### Raw data

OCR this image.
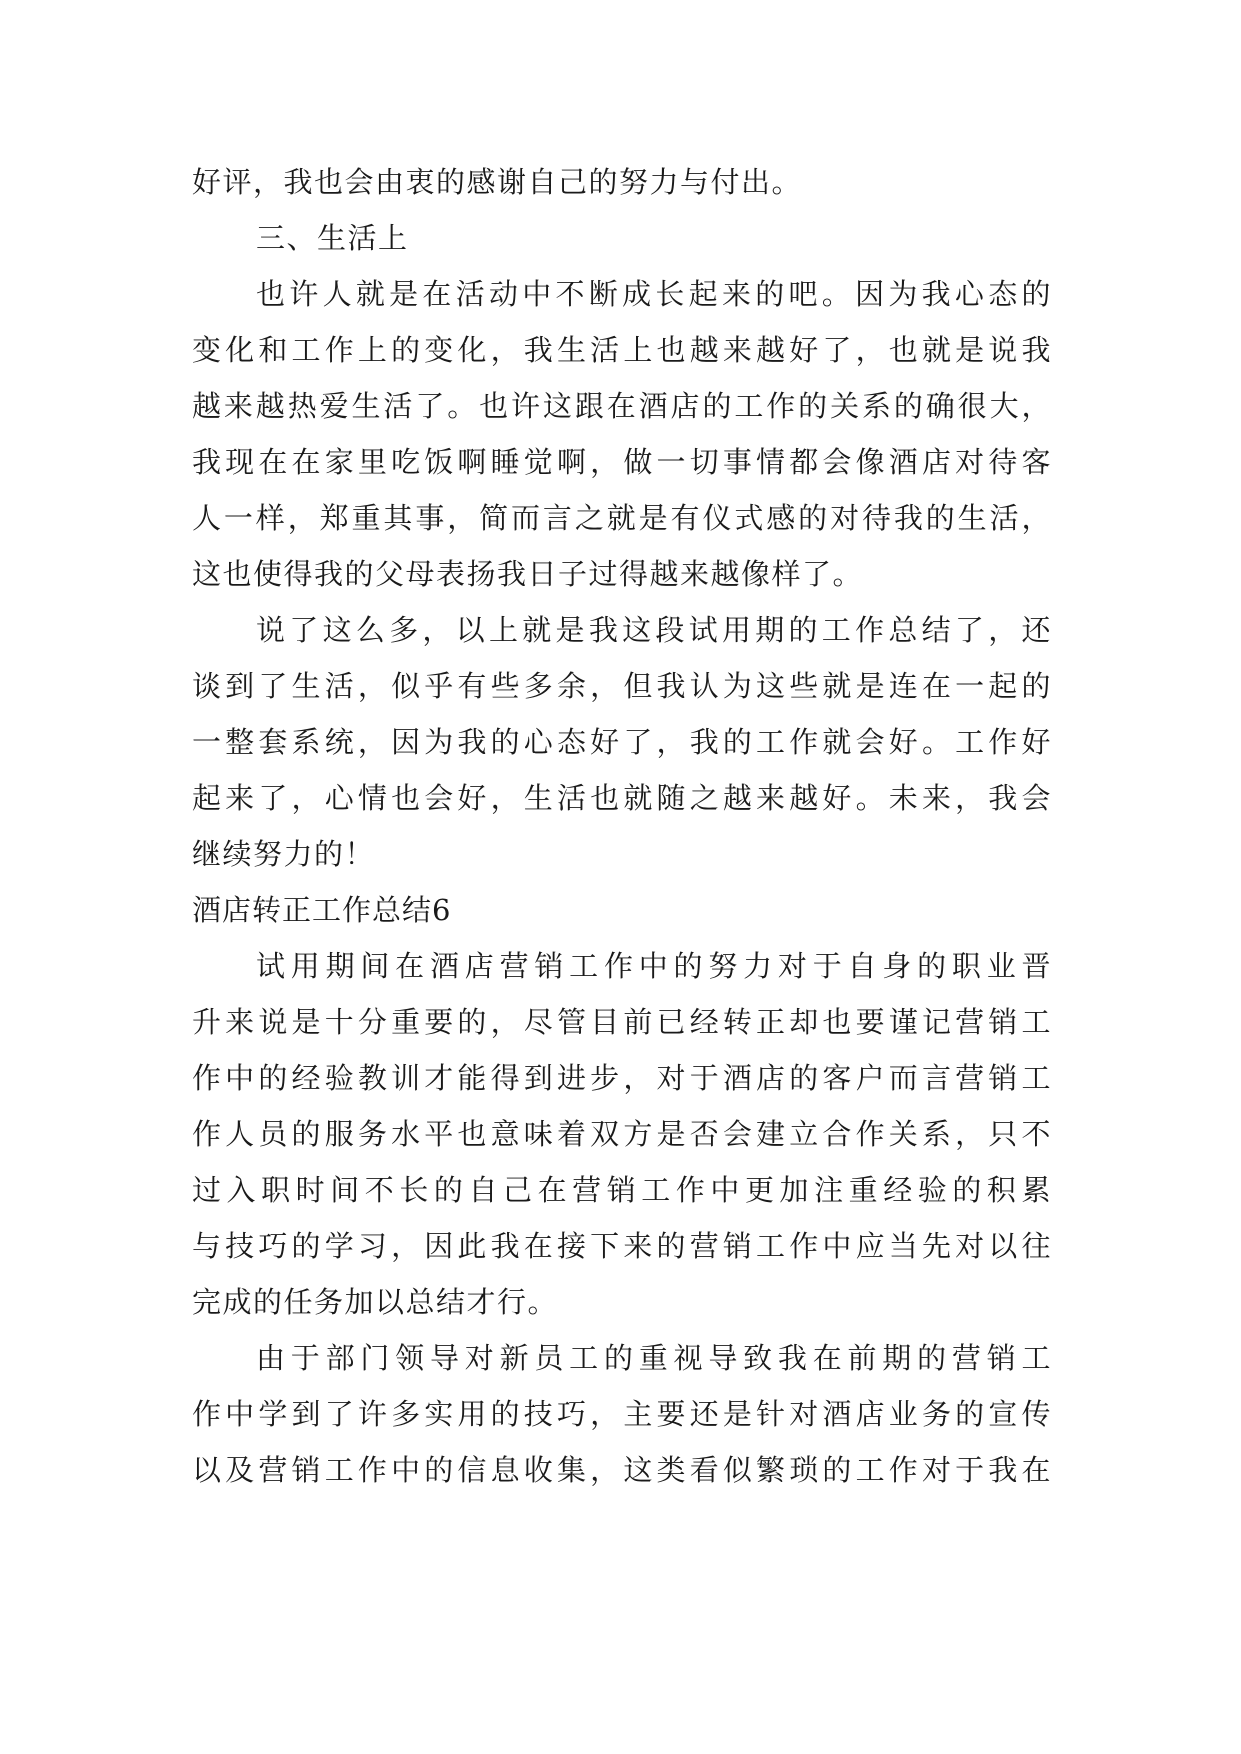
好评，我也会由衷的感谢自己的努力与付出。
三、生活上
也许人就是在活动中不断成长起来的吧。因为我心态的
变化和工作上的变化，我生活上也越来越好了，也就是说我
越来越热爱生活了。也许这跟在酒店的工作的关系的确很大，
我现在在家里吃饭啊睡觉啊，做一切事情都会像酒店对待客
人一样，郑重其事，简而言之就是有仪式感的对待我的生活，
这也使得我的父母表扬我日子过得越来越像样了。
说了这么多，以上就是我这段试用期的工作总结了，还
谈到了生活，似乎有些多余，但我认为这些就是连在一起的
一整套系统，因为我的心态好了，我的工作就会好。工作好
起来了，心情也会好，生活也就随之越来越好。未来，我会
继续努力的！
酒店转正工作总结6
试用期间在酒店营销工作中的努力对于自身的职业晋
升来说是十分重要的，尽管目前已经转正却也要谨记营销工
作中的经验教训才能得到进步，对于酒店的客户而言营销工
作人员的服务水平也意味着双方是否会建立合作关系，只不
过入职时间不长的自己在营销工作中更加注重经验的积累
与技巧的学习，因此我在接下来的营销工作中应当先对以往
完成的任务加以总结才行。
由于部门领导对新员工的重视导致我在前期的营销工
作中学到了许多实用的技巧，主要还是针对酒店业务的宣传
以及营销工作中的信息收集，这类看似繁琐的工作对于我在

* * *

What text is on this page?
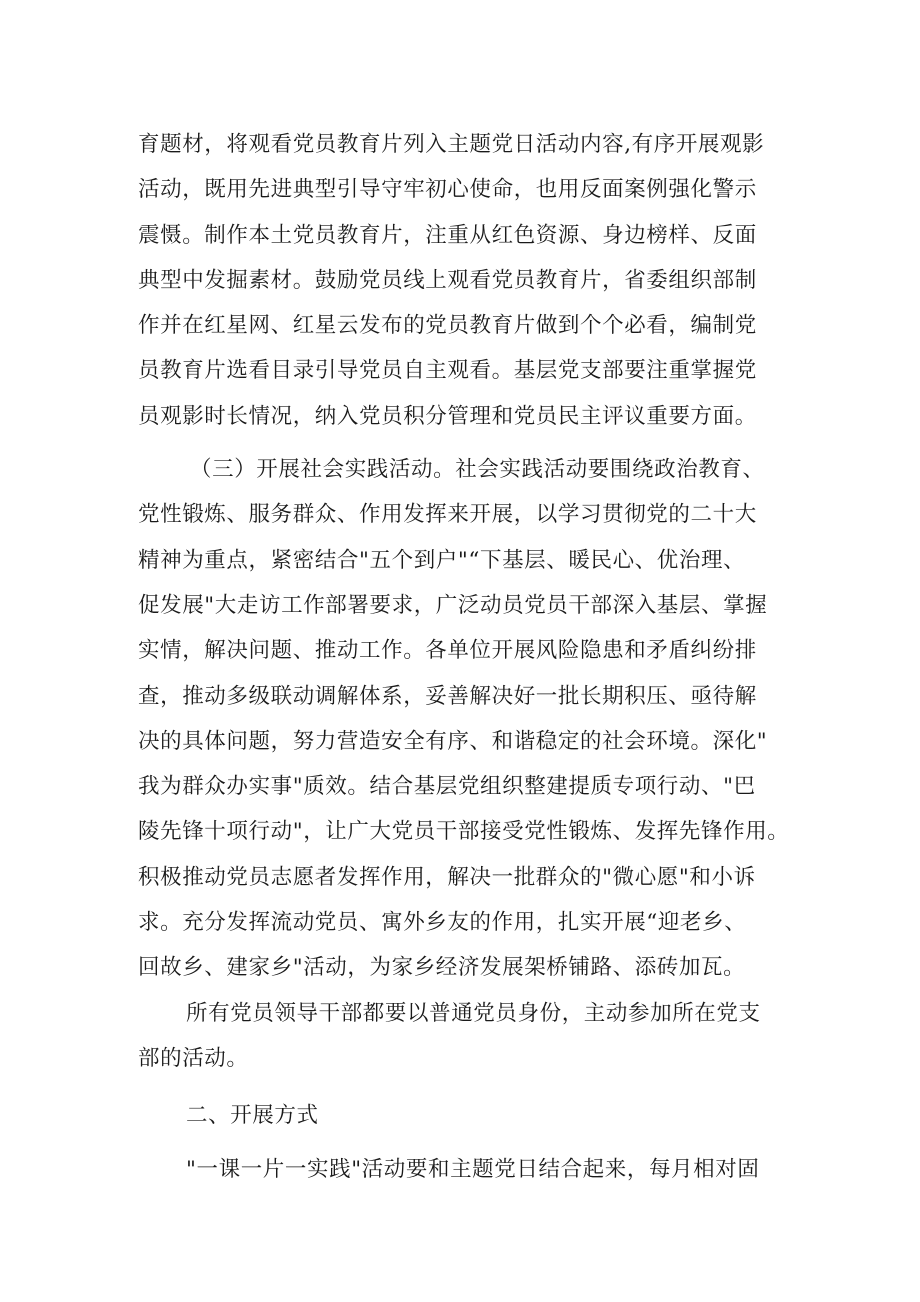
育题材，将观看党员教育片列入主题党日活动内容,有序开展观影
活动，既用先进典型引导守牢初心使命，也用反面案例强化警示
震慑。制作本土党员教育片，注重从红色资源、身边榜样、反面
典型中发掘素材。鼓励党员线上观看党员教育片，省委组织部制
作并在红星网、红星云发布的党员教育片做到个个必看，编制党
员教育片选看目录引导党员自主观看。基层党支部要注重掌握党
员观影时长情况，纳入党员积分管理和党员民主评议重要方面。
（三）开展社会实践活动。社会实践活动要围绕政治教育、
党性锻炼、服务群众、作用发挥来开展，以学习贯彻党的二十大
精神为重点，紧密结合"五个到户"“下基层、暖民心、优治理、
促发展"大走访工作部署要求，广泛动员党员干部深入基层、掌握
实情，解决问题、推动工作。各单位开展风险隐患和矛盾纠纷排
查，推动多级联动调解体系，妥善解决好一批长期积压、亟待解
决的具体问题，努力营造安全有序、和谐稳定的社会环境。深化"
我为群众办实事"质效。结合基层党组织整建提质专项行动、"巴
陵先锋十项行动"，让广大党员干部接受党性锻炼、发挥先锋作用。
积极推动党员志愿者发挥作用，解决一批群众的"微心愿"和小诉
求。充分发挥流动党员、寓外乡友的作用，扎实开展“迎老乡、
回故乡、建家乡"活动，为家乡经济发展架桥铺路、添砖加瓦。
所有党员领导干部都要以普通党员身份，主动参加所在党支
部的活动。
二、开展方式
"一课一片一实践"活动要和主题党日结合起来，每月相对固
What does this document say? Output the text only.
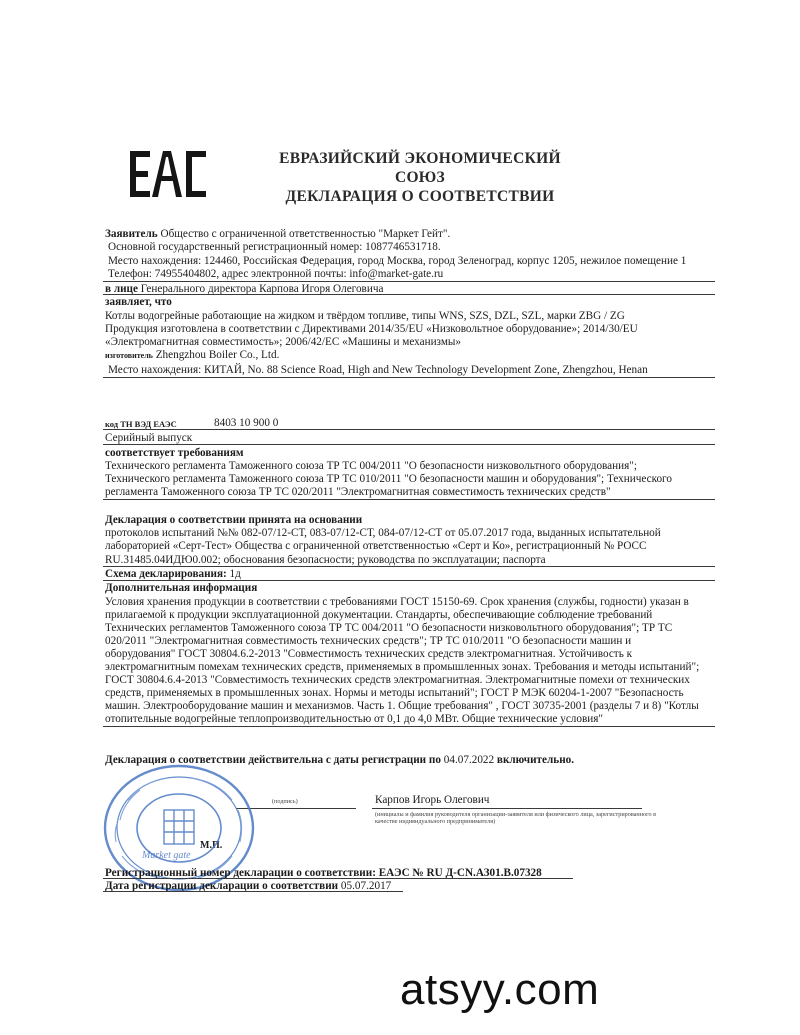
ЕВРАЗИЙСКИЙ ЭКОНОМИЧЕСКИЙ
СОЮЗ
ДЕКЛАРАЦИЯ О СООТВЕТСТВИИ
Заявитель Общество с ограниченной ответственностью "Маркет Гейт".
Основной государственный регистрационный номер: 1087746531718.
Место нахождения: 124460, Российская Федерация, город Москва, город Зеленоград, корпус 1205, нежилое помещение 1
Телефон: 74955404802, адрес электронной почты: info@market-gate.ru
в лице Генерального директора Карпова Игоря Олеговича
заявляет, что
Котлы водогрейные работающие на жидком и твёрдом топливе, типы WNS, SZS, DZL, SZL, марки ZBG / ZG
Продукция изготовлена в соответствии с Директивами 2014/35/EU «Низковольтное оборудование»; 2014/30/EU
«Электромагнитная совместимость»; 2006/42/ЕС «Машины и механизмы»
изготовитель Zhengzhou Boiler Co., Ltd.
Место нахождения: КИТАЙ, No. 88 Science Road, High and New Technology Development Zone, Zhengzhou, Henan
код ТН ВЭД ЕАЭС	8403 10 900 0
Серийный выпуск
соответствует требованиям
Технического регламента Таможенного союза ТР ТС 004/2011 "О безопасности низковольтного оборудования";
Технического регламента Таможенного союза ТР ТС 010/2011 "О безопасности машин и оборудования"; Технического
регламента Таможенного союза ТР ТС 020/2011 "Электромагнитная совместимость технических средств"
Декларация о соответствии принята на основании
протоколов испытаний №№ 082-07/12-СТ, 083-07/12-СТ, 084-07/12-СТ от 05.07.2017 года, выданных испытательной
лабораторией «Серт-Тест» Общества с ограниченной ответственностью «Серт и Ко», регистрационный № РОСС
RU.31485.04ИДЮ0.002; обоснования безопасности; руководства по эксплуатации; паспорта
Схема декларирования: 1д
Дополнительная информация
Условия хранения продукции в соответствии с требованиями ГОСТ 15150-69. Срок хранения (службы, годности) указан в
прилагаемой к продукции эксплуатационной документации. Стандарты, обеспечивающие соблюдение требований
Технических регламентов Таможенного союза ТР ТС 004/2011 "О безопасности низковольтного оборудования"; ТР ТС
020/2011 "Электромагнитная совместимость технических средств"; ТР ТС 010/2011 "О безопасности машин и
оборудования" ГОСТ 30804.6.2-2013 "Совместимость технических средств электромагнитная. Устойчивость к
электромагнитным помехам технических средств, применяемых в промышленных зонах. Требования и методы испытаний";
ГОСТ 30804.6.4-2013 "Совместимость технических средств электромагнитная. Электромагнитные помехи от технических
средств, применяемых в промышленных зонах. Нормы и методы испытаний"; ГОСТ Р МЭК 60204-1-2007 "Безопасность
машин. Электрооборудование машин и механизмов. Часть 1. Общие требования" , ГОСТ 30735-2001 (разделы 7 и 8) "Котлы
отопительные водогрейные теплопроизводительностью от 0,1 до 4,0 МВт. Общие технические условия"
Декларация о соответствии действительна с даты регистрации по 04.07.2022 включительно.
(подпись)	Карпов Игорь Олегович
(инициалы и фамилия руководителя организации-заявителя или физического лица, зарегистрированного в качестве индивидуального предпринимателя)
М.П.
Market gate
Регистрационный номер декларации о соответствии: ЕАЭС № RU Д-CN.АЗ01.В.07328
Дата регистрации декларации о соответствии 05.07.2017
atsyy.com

### What is being asked
Select every line above that contains the word "регламента", and copy it.

### Output of the exercise
Технического регламента Таможенного союза ТР ТС 004/2011 "О безопасности низковольтного оборудования";
Технического регламента Таможенного союза ТР ТС 010/2011 "О безопасности машин и оборудования"; Технического
регламента Таможенного союза ТР ТС 020/2011 "Электромагнитная совместимость технических средств"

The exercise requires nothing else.